■ **TEXTE PRÉSENTÉ**:
::::::::

L'IA comme copilote BIM : ce que j'ai appris en l'intégrant dans mes missions

Retour d'expérience sur l'utilisation de l'IA au quotidien dans mes missions de coordination architecture : ce qui fonctionne, ce qui ne fonctionne pas encore.


Le point de départ : un besoin de clarté documentaire

Mes missions de coordination architecture impliquent beaucoup de documents : plans Revit, comptes-rendus de chantier, fiches techniques, échanges avec les entreprises. La masse d’information à traiter est réelle. C’est là que j’ai commencé à tester l’IA — pas pour générer des plans, mais pour m’aider à structurer et retrouver de l’information.

Mon premier cas d’usage concret : faire synthétiser automatiquement les comptes-rendus de réunion de chantier. J’envoie le PDF ou le texte brut à un assistant, je lui demande d’en extraire les décisions prises, les points en suspens et les responsables. Le résultat est propre en 30 secondes. Ce qui me prenait 20 minutes de relecture attentive se transforme en une vérification rapide.

Ce qui fonctionne : les tâches répétitives à fort volume textuel

L’IA excelle sur tout ce qui est textuel et répétitif. Quelques exemples qui s’appliquent directement à mes missions :

  • Rédaction de mails types vers les entreprises (relances, demandes de précision technique, confirmations de réunion). Je donne le contexte en deux lignes, j’obtiens un brouillon que je retouche en quelques secondes.

::::::::

■ **INFORMATIONS AFFICHÉES**:
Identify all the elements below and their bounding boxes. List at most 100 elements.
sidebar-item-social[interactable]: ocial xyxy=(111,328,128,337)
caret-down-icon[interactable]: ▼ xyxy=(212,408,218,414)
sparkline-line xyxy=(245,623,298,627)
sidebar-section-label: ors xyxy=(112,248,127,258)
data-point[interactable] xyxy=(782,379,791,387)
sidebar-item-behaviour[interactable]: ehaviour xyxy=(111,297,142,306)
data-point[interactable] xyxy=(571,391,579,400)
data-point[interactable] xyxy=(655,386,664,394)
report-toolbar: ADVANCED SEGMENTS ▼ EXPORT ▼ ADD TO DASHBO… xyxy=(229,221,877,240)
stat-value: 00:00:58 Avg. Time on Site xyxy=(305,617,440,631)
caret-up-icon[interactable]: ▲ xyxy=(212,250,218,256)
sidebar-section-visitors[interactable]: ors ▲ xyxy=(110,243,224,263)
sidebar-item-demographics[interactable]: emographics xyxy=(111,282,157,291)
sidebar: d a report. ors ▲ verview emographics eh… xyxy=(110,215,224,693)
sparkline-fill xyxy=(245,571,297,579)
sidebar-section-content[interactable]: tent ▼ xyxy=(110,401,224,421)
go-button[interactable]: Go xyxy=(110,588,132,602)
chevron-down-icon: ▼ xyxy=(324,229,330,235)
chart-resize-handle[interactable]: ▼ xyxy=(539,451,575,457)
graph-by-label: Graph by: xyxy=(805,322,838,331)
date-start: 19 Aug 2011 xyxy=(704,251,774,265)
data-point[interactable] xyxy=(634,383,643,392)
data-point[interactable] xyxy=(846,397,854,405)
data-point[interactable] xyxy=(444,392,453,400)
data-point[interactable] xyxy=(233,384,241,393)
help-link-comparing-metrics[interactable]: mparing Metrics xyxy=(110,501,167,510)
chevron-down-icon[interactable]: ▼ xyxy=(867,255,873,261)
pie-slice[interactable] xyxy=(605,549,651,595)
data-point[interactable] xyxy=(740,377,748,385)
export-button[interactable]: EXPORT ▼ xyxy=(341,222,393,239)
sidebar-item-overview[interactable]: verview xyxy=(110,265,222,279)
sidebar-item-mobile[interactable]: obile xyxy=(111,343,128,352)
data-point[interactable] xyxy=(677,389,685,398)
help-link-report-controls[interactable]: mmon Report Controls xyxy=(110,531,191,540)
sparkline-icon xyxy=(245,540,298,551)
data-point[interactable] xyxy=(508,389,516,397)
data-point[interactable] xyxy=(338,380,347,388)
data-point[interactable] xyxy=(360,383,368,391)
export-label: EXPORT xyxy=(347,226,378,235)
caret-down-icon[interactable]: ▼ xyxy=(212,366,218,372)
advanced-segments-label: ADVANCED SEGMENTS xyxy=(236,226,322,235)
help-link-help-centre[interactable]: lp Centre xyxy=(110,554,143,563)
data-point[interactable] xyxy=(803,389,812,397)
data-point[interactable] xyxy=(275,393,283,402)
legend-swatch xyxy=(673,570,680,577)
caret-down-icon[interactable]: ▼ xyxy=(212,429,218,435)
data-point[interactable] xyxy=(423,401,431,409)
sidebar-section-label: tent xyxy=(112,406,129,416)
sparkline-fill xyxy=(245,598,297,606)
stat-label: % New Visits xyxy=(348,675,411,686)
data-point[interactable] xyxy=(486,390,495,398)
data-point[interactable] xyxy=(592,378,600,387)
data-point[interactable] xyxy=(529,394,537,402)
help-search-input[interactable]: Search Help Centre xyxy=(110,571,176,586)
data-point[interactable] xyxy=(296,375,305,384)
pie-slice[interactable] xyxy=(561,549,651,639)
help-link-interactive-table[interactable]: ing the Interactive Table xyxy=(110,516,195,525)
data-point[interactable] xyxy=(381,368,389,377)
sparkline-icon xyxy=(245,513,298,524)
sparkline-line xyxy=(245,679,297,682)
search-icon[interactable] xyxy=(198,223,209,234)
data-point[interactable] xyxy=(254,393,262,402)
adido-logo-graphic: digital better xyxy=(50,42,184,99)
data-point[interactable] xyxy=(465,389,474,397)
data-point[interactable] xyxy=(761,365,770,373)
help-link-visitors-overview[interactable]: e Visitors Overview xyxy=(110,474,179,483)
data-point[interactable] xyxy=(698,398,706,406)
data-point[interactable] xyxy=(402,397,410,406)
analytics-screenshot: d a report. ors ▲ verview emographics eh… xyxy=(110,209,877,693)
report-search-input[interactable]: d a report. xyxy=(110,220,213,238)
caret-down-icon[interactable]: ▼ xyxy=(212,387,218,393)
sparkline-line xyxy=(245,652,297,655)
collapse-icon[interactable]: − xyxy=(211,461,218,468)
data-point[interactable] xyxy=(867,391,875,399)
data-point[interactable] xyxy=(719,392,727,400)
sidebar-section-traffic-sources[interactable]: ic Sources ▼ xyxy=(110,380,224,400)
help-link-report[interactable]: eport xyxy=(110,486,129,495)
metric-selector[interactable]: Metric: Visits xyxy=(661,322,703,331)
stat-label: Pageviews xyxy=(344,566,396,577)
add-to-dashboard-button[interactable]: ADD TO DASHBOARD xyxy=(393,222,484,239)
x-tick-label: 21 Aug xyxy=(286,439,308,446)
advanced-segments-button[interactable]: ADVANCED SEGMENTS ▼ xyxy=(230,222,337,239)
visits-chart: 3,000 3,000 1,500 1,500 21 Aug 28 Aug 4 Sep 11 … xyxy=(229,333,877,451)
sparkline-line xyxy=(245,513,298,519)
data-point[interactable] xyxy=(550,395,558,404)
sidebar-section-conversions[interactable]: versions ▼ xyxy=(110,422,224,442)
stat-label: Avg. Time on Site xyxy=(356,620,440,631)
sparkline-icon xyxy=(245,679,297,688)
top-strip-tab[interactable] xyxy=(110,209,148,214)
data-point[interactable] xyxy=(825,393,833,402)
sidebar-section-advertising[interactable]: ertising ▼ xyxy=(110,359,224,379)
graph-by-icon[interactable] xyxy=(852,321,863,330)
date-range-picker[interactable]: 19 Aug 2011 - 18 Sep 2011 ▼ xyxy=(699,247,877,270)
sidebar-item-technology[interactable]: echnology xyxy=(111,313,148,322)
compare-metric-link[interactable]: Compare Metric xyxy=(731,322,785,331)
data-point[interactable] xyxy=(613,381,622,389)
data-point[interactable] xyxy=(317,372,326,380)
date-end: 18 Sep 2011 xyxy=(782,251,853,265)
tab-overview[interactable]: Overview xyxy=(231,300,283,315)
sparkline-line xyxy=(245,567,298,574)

::::::::

■ **VOTRE OBJECTIF**: Recopiez intégralement le texte présenté sur l'IA comme copilote BIM, sans rien y changer.

■ **RÉPONSE ATTENDUE**:
L'IA comme copilote BIM : ce que j'ai appris en l'intégrant dans mes missions

Retour d'expérience sur l'utilisation de l'IA au quotidien dans mes missions de coordination architecture : ce qui fonctionne, ce qui ne fonctionne pas encore.


Le point de départ : un besoin de clarté documentaire

Mes missions de coordination architecture impliquent beaucoup de documents : plans Revit, comptes-rendus de chantier, fiches techniques, échanges avec les entreprises. La masse d’information à traiter est réelle. C’est là que j’ai commencé à tester l’IA — pas pour générer des plans, mais pour m’aider à structurer et retrouver de l’information.

Mon premier cas d’usage concret : faire synthétiser automatiquement les comptes-rendus de réunion de chantier. J’envoie le PDF ou le texte brut à un assistant, je lui demande d’en extraire les décisions prises, les points en suspens et les responsables. Le résultat est propre en 30 secondes. Ce qui me prenait 20 minutes de relecture attentive se transforme en une vérification rapide.

Ce qui fonctionne : les tâches répétitives à fort volume textuel

L’IA excelle sur tout ce qui est textuel et répétitif. Quelques exemples qui s’appliquent directement à mes missions :

  • Rédaction de mails types vers les entreprises (relances, demandes de précision technique, confirmations de réunion). Je donne le contexte en deux lignes, j’obtiens un brouillon que je retouche en quelques secondes.